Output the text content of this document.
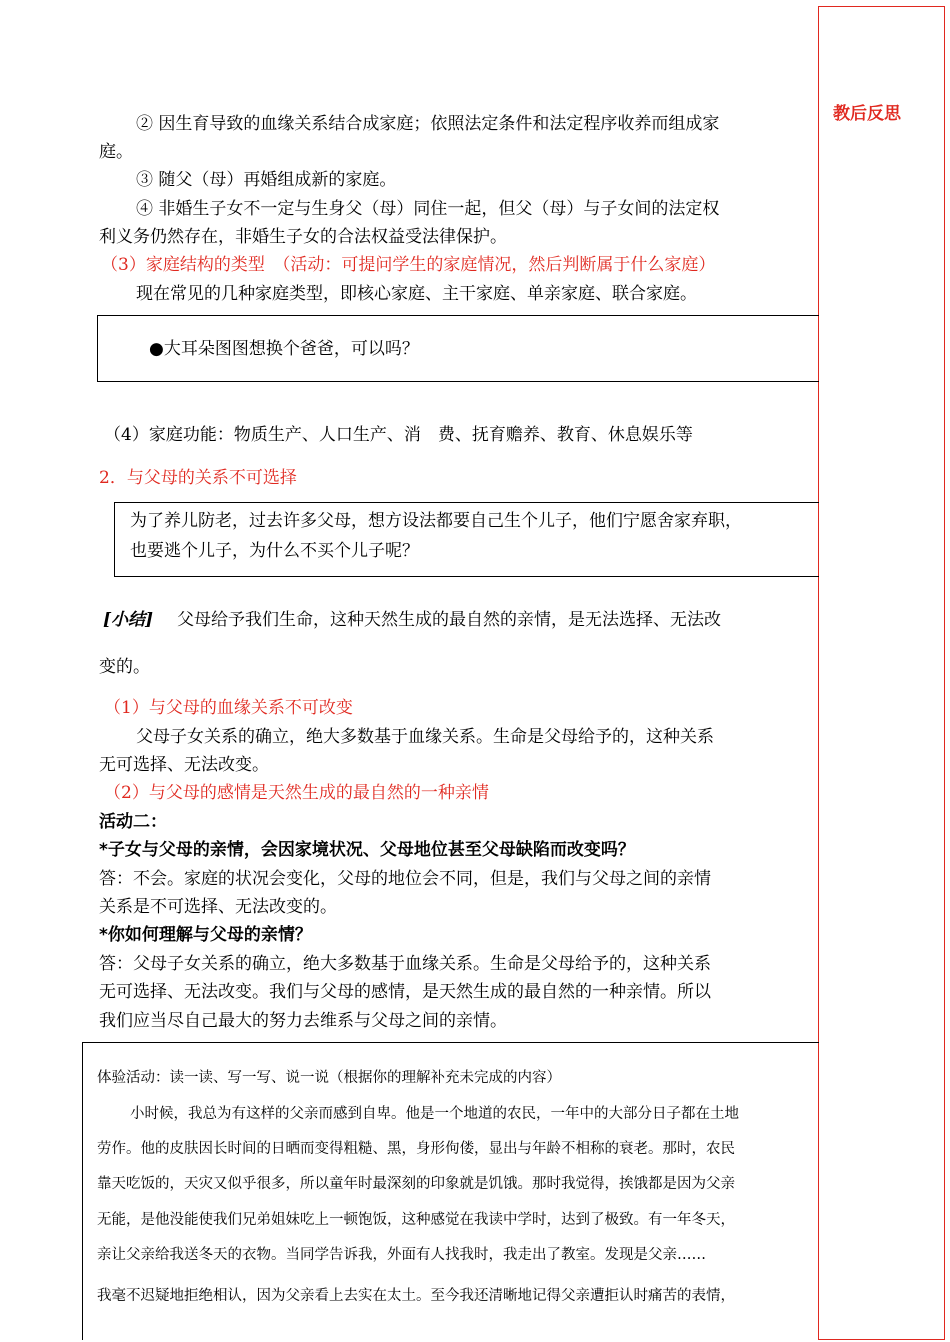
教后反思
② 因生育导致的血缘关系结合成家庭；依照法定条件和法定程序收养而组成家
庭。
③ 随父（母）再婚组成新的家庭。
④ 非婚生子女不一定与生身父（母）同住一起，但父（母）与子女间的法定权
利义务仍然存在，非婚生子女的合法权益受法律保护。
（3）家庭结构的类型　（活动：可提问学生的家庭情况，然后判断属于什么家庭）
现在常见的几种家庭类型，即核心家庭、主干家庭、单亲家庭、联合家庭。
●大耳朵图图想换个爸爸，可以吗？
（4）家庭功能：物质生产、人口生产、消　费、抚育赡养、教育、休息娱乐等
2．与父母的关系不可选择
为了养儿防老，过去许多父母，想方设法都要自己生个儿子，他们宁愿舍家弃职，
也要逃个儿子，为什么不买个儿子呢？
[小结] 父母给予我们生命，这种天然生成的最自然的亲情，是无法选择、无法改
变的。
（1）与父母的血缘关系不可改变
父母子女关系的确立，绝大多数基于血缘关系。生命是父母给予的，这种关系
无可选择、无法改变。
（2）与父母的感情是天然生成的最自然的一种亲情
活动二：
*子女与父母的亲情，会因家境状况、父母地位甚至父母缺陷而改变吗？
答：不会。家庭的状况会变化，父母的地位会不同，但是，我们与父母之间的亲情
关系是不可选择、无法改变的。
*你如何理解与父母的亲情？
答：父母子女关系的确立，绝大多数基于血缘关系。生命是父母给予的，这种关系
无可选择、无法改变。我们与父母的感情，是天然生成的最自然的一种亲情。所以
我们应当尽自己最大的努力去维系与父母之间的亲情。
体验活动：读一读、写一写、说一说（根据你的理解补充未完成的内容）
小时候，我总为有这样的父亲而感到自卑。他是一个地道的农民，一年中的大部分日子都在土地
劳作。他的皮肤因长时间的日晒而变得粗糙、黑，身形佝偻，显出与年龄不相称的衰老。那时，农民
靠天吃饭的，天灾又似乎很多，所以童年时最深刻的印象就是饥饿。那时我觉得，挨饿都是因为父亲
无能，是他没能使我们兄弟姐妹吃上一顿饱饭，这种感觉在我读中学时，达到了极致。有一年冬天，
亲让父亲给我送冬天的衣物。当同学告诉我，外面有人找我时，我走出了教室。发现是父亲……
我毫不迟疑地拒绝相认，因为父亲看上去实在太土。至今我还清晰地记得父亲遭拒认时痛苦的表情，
┄┄┄┄┄┄┄┄┄┄┄┄┄┄┄┄┄┄┄┄
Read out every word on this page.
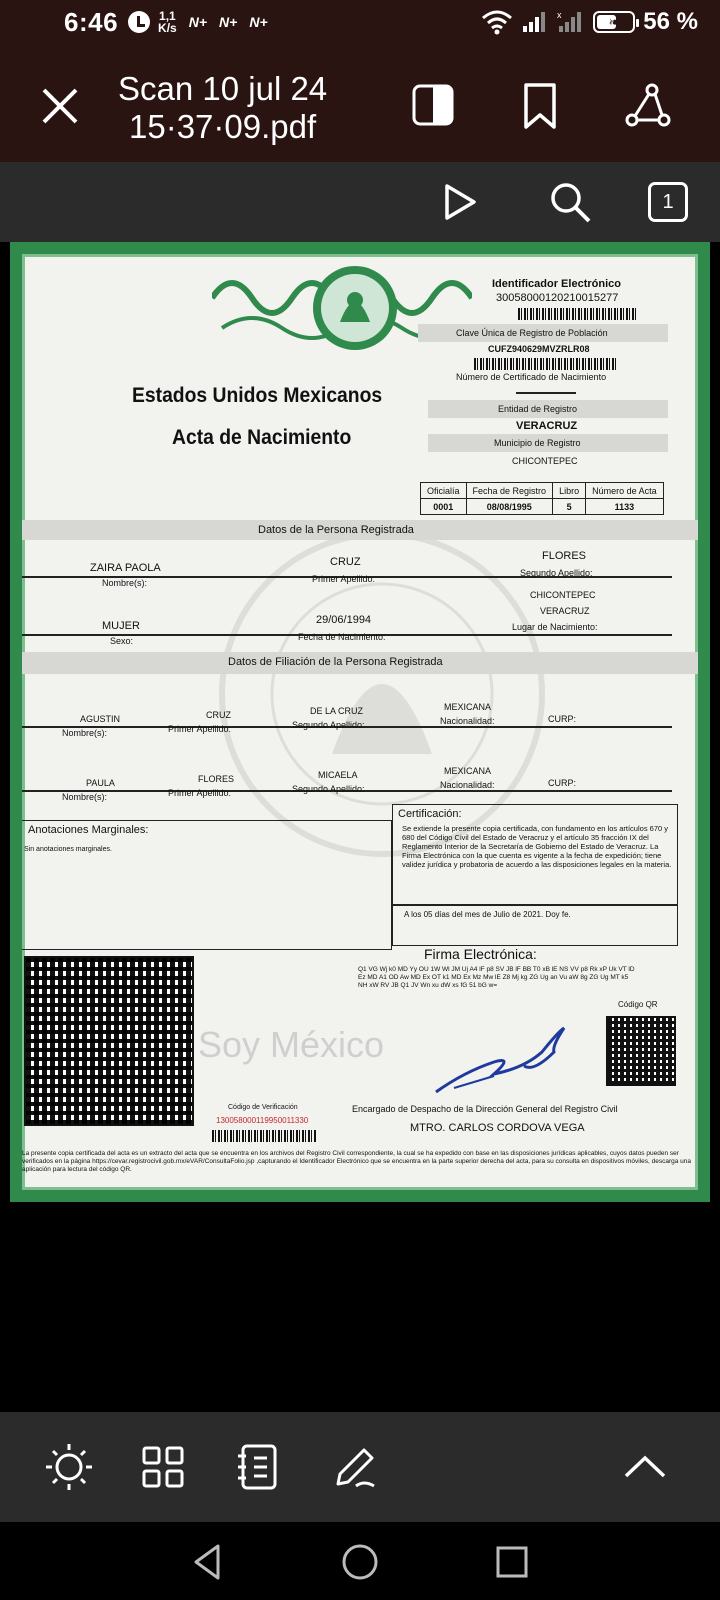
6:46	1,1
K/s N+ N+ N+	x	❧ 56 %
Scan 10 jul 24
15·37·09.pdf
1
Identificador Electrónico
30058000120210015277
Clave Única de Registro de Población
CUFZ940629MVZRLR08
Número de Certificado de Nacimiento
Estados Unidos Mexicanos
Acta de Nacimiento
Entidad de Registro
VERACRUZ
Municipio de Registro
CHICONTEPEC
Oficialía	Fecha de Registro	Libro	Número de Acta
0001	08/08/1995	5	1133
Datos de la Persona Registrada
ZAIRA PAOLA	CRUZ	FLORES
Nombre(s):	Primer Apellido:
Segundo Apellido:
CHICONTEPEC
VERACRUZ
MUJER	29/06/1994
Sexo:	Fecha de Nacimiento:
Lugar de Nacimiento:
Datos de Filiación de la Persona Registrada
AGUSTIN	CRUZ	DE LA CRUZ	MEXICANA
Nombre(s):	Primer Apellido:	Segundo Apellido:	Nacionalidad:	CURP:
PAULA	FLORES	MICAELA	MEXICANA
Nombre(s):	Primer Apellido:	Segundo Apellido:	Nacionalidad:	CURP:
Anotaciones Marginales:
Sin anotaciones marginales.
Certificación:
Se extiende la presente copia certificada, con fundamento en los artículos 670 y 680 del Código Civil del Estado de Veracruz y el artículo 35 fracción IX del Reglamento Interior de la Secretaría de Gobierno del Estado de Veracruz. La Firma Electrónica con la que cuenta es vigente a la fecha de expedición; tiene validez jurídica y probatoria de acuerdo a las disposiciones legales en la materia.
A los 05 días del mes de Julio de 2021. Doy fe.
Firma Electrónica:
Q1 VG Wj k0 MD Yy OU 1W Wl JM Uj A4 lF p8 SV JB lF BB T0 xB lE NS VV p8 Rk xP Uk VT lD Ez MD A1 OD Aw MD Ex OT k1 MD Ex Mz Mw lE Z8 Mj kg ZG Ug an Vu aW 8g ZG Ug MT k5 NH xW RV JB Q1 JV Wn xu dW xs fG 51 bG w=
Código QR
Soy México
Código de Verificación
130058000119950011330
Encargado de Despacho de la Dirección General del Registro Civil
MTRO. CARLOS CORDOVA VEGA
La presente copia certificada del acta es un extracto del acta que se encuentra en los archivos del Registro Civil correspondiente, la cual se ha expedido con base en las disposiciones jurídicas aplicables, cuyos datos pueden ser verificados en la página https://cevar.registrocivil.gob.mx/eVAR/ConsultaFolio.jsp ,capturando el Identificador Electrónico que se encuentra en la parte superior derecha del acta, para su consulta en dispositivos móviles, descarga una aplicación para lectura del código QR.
┄┄┄┄┄┄┄┄┄┄┄┄┄┄┄┄┄┄┄┄
Exercise requirements:
Show each line of the listing that holds the string "无可选择".

Task solution:
无可选择、无法改变。
无可选择、无法改变。我们与父母的感情，是天然生成的最自然的一种亲情。所以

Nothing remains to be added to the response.